## Objective
Copy out all lines in the data below containing the string "Gathering".

## Provided data

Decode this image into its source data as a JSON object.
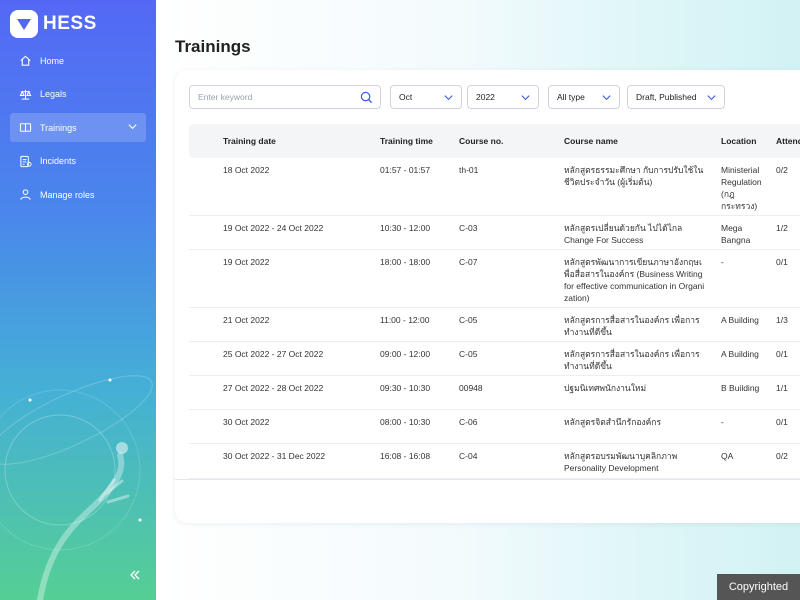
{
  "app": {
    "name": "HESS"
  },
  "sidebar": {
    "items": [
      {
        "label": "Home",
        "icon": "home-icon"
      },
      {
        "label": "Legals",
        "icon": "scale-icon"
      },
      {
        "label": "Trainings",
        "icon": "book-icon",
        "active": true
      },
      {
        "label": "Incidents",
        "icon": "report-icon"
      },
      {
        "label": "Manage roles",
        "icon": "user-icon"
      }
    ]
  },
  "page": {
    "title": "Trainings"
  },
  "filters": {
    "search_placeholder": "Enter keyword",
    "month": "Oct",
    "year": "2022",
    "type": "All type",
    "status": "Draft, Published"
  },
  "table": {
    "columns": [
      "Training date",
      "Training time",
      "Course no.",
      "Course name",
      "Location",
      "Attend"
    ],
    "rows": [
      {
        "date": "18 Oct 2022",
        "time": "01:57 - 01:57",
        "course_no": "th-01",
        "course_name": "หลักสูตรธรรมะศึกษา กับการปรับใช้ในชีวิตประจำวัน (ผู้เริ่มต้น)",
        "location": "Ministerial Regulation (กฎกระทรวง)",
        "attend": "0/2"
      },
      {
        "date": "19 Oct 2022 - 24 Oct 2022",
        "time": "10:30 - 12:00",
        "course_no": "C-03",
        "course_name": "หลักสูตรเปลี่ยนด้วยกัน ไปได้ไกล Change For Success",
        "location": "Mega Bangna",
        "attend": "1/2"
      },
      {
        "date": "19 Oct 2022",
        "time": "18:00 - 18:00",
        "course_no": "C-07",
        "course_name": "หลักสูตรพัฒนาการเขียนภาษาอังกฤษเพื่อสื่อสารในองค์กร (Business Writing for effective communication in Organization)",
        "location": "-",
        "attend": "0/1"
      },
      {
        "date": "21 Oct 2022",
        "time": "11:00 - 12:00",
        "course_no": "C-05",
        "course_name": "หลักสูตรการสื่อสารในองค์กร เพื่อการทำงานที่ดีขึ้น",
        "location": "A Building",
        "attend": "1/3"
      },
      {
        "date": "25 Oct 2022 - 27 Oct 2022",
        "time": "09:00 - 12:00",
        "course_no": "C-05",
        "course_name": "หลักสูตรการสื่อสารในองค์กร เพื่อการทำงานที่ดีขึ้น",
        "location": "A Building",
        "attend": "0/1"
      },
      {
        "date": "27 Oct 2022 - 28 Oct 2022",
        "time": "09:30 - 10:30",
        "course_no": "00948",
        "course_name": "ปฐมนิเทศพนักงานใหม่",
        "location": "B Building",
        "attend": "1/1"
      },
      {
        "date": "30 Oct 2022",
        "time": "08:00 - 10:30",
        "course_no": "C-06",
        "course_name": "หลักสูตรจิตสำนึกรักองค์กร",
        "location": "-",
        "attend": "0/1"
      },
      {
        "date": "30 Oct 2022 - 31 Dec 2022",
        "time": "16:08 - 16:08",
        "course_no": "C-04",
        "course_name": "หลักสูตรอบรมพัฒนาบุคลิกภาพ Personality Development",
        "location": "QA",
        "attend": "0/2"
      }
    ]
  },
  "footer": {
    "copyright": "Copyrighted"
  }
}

---

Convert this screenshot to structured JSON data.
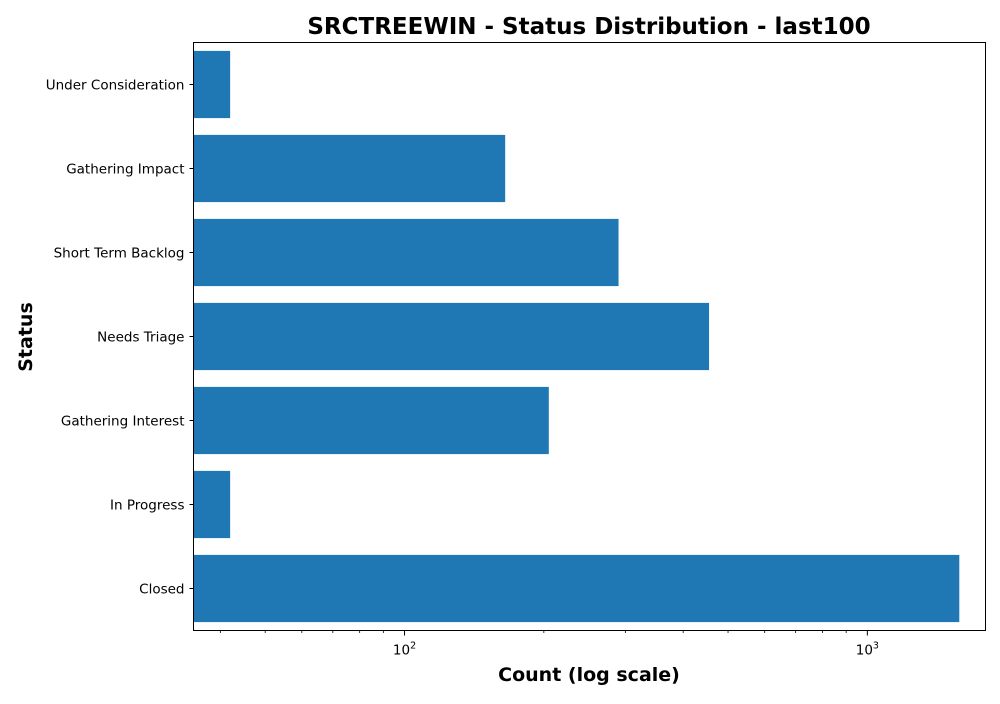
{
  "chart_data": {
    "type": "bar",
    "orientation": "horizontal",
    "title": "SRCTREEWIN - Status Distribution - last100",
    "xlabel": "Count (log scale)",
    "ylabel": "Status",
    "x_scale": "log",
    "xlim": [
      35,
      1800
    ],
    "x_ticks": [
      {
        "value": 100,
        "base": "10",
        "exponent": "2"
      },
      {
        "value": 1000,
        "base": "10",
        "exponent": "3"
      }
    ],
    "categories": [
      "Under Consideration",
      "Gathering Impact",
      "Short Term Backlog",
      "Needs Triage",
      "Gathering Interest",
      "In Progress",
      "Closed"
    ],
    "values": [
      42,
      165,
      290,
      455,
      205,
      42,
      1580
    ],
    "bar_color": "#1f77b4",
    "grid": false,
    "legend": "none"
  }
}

## Solution to this task
      "Gathering Impact",
      "Gathering Interest",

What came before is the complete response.